WORK TO COMPLETE: Copy out each line of the data holding "Según".
-- Start MATERIAL FOR THIS TASK --
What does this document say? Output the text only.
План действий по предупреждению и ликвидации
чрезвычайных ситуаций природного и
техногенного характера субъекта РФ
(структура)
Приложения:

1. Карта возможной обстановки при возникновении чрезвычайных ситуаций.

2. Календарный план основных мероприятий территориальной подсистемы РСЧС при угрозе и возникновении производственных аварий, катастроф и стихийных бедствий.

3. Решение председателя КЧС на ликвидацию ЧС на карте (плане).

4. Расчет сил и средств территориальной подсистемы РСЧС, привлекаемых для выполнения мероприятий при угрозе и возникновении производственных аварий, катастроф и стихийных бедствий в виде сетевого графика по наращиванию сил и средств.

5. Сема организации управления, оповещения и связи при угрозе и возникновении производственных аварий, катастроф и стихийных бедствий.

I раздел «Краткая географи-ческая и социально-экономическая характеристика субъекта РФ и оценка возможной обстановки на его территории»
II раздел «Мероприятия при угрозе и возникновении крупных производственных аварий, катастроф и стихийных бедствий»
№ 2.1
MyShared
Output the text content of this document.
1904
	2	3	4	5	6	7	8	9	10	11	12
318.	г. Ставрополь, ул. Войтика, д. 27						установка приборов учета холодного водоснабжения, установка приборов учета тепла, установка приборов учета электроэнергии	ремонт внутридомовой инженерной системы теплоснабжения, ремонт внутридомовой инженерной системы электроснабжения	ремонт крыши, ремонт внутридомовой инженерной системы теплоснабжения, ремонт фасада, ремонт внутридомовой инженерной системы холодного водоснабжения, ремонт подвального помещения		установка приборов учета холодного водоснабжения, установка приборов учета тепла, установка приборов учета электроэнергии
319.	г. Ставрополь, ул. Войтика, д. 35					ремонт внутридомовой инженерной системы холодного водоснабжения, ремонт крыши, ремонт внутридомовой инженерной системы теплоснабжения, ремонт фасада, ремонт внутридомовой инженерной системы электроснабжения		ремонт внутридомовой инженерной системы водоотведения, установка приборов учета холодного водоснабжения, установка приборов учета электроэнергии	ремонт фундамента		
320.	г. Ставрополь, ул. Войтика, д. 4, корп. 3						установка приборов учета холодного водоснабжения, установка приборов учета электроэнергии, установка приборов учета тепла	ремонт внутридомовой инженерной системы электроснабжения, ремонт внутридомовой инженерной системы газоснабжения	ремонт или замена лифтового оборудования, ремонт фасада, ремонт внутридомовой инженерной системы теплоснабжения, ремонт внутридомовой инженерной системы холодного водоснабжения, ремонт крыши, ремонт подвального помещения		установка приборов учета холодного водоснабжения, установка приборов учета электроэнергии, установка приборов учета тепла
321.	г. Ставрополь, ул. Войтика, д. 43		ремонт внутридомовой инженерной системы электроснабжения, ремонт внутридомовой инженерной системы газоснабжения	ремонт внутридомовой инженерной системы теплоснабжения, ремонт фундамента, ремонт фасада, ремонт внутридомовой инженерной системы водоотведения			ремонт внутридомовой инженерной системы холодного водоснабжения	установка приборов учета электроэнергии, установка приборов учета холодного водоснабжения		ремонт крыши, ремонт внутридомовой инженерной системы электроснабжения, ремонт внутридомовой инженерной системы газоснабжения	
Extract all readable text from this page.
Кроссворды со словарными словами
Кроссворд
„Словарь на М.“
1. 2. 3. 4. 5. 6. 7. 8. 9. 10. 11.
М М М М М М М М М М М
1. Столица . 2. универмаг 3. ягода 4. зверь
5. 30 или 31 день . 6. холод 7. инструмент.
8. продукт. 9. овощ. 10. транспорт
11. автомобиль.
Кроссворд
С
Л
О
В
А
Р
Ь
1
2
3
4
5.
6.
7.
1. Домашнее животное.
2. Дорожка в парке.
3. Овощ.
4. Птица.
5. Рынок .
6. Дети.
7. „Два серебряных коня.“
-- End MATERIAL FOR THIS TASK --
-- Start MATERIAL FOR THIS TASK --
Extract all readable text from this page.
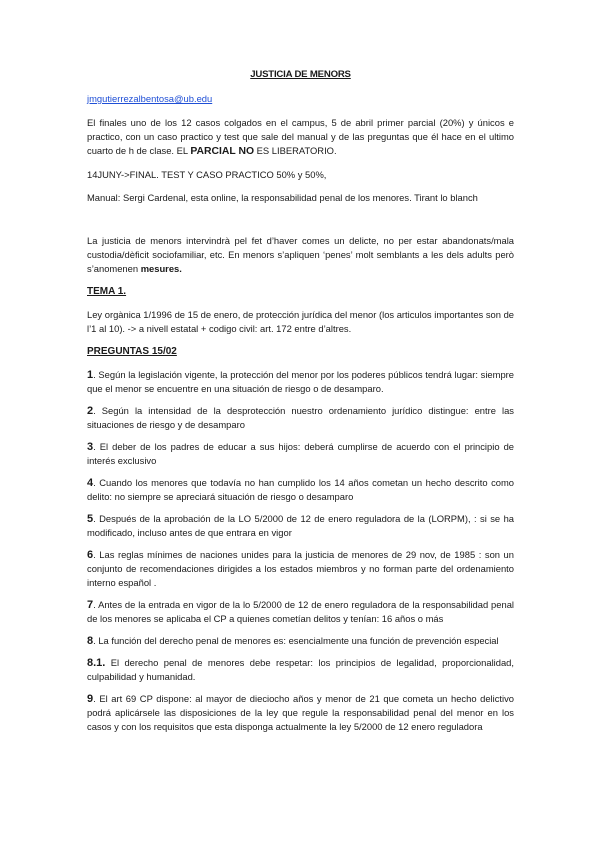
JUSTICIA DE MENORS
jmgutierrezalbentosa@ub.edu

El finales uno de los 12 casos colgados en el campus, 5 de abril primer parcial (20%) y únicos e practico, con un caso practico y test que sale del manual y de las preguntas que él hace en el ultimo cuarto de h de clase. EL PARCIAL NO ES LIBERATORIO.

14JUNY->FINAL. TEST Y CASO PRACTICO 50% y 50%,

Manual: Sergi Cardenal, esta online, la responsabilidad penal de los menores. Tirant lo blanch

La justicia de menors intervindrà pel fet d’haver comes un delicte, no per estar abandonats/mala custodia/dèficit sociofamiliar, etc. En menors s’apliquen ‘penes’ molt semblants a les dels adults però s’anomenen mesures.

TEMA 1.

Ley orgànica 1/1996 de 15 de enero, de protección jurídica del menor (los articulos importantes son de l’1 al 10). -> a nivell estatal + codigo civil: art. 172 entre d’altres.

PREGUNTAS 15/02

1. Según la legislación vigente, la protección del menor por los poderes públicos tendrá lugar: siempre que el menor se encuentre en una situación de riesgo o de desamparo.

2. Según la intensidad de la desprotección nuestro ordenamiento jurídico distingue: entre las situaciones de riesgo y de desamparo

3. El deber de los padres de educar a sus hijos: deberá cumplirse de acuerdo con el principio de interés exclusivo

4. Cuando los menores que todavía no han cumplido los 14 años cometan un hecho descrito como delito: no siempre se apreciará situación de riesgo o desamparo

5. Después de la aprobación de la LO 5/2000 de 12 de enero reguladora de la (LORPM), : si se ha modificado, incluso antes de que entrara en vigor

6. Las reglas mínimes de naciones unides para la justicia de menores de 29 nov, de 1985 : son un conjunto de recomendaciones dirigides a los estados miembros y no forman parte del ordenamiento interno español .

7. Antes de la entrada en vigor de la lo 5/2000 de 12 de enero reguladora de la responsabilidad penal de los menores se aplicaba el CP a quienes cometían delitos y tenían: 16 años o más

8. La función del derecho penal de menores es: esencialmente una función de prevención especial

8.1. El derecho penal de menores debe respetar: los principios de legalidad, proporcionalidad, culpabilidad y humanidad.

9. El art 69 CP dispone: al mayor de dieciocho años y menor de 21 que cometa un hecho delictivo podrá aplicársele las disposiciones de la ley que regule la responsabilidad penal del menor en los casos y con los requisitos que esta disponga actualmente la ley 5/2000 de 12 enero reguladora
-- End MATERIAL FOR THIS TASK --
-- Start MATERIAL FOR THIS TASK --
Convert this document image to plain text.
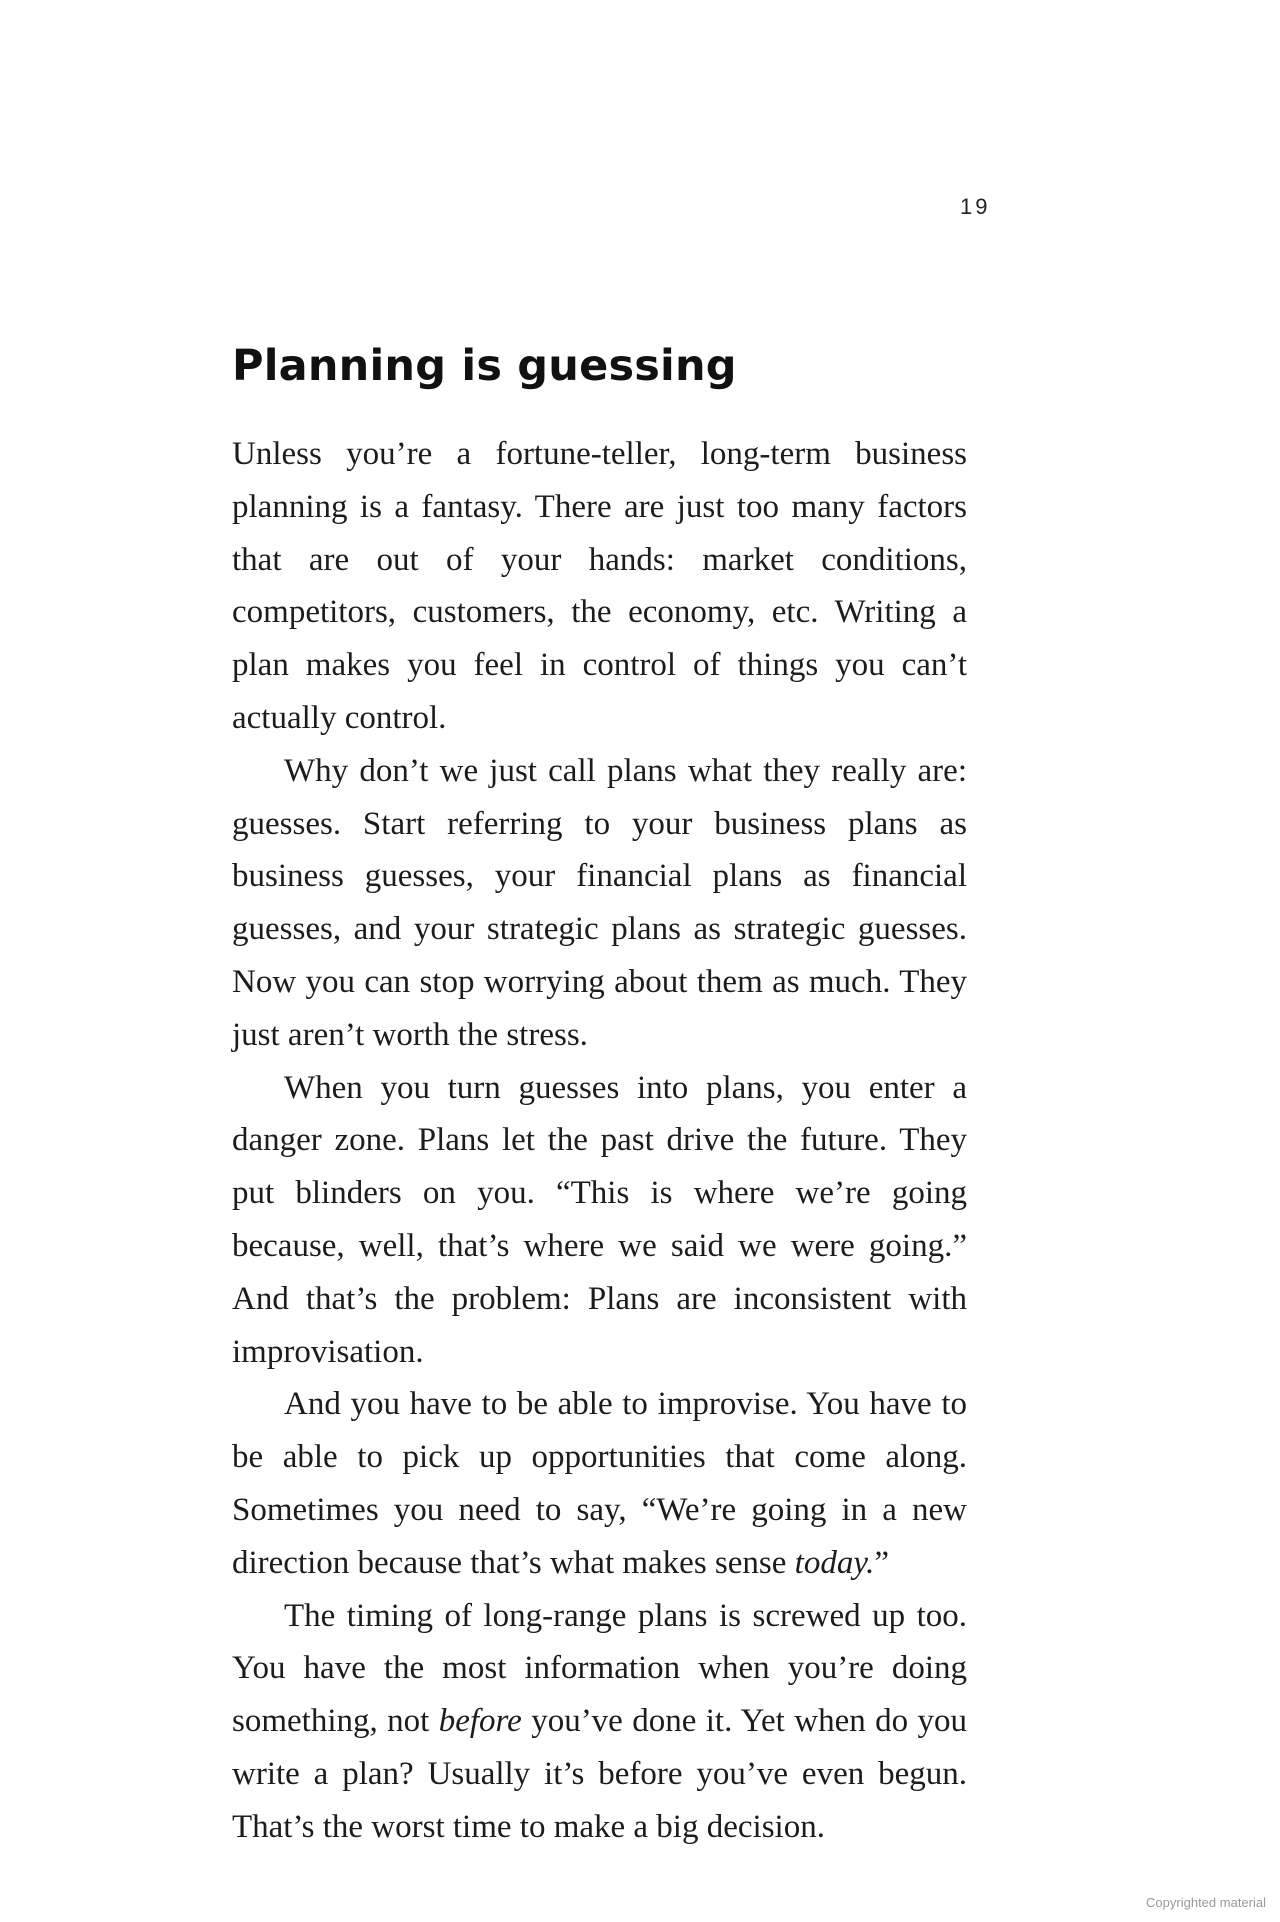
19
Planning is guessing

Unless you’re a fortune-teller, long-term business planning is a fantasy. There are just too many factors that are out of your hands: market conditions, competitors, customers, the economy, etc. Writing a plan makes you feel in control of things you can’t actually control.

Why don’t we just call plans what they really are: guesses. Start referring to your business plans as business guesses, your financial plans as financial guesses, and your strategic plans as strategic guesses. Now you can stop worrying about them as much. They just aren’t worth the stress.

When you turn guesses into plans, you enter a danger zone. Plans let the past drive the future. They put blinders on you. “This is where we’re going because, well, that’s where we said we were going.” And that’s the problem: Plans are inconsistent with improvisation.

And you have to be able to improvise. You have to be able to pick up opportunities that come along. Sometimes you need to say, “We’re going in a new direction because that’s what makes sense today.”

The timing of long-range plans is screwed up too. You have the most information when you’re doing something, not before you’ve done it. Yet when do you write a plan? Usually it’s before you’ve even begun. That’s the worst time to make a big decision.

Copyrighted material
-- End MATERIAL FOR THIS TASK --
TASK SOLUTION:
1. Según la legislación vigente, la protección del menor por los poderes públicos tendrá lugar: siempre que el menor se encuentre en una situación de riesgo o de desamparo.
2. Según la intensidad de la desprotección nuestro ordenamiento jurídico distingue: entre las situaciones de riesgo y de desamparo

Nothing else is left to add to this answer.